## Extract provided

Multiple threads can make processing a message queue faster. Eugene Surman needs the right data structure.
For the past five years I have mostly been developing multi-threaded messaging applications. While they were all quite different, there was one particular situation that kept recurring: sometimes it was required to maintain the sequential order of incoming and outgoing messages, even though they were being handled by multiple threads concurrently, and not necessarily in the same exact order they were received. I searched for a solution in many ready-made messaging libraries, but did not find anything satisfactory. So, I had to resort to developing a solution of my own: the
PRQueue
– a Queue with Position Reservation (or ‘seat reservation’).
PRQueue
is implemented in C++ using two STL
deques
and the pthread library. Two simple classes –
Mutex
and
Lock
are used in the example to demonstrate the logic. A sample message is represented by the
StringMsg
class, and the
QueueTest
class is used as a test-bed application.
I chose
deque
as a main building block of the design because it has all necessary operations (including
operator[]
) to implement
PRQueue
. In particular, it’s important that the
push_back()

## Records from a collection
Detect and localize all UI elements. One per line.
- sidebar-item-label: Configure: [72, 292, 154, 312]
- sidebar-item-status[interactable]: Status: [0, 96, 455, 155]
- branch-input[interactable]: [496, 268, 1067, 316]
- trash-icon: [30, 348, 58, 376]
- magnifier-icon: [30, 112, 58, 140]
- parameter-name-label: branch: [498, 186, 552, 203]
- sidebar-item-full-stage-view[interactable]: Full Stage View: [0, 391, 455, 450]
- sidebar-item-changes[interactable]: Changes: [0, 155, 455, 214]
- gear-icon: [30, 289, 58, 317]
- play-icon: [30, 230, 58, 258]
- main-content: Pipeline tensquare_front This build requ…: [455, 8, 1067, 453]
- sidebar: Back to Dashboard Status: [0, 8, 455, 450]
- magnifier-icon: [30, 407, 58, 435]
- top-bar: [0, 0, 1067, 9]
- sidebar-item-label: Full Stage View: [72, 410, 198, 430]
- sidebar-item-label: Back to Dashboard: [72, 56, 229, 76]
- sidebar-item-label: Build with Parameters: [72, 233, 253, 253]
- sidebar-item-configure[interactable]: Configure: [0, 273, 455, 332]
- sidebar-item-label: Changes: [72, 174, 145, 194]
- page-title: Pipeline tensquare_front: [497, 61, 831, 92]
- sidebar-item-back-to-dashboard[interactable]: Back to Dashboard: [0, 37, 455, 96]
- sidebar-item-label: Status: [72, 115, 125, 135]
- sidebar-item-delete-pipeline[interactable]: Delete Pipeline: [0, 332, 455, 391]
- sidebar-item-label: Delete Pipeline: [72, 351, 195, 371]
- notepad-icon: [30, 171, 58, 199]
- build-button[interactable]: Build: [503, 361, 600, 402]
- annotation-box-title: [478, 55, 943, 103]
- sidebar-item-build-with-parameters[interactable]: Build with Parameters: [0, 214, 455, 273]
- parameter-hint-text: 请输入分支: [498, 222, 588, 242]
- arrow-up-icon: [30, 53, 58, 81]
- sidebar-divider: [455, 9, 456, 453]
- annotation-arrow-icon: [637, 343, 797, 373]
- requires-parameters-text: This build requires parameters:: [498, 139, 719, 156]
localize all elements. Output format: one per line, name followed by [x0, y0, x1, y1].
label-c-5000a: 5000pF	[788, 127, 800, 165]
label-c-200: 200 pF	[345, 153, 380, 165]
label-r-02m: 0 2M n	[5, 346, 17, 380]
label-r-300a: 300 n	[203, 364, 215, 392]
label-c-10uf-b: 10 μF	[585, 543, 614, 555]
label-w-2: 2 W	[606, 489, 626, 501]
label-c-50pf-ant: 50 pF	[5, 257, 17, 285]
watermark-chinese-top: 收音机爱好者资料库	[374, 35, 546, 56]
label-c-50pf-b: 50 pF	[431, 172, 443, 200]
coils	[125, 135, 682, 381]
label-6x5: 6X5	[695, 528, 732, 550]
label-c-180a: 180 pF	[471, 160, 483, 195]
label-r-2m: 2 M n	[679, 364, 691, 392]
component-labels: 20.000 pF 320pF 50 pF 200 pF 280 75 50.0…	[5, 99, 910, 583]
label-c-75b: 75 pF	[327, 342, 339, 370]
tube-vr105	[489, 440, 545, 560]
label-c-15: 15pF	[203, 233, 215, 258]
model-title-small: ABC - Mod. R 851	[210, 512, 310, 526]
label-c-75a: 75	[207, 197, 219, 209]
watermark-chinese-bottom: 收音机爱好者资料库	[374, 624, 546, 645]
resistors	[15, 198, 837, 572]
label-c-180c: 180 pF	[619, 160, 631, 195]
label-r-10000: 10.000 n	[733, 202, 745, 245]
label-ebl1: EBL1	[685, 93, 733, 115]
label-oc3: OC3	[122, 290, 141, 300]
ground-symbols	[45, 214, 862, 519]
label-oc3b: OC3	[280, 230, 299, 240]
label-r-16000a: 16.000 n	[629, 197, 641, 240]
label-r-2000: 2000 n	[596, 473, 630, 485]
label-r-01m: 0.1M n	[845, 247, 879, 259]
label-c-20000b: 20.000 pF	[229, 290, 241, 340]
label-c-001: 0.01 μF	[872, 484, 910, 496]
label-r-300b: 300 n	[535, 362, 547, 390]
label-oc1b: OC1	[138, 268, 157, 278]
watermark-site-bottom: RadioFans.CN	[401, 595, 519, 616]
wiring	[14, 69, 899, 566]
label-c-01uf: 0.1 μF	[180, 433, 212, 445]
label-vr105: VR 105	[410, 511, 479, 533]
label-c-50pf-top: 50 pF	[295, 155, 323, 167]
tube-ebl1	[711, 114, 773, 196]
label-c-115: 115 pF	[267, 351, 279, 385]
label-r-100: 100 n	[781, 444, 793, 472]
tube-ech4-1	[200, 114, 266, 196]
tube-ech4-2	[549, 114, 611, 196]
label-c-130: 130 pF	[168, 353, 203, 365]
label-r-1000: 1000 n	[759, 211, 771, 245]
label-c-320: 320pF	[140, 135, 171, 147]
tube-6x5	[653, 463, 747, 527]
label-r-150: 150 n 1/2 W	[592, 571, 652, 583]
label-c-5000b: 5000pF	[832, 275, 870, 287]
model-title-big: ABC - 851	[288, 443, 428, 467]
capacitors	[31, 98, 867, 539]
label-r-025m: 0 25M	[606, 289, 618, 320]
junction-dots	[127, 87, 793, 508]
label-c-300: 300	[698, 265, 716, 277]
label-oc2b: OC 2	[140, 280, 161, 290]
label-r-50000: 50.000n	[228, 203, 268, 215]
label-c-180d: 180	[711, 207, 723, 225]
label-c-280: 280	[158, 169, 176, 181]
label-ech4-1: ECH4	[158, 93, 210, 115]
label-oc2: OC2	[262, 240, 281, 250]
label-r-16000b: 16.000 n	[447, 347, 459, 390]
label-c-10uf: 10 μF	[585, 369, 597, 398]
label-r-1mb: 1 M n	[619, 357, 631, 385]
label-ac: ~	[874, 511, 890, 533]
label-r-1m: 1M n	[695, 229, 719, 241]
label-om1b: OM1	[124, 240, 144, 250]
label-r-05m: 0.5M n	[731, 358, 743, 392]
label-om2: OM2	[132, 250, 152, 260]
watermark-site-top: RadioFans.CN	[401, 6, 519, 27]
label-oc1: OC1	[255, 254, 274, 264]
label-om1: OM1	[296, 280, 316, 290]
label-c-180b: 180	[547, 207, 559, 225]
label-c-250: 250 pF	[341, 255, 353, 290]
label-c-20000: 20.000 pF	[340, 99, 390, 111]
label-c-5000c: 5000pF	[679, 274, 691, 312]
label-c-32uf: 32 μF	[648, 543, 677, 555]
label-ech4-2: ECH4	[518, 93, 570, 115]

## Problem
Answer these questions from the PRQueue article, numbering your answers to match.
1. What does the name PRQueue stand for?
2. In C++, what is PRQueue built with?
3. Which class serves as the test-bed application?

## Finished answer
1. A Queue with Position Reservation, or "seat reservation."
2. Two STL deques and the pthread library.
3. The QueueTest class.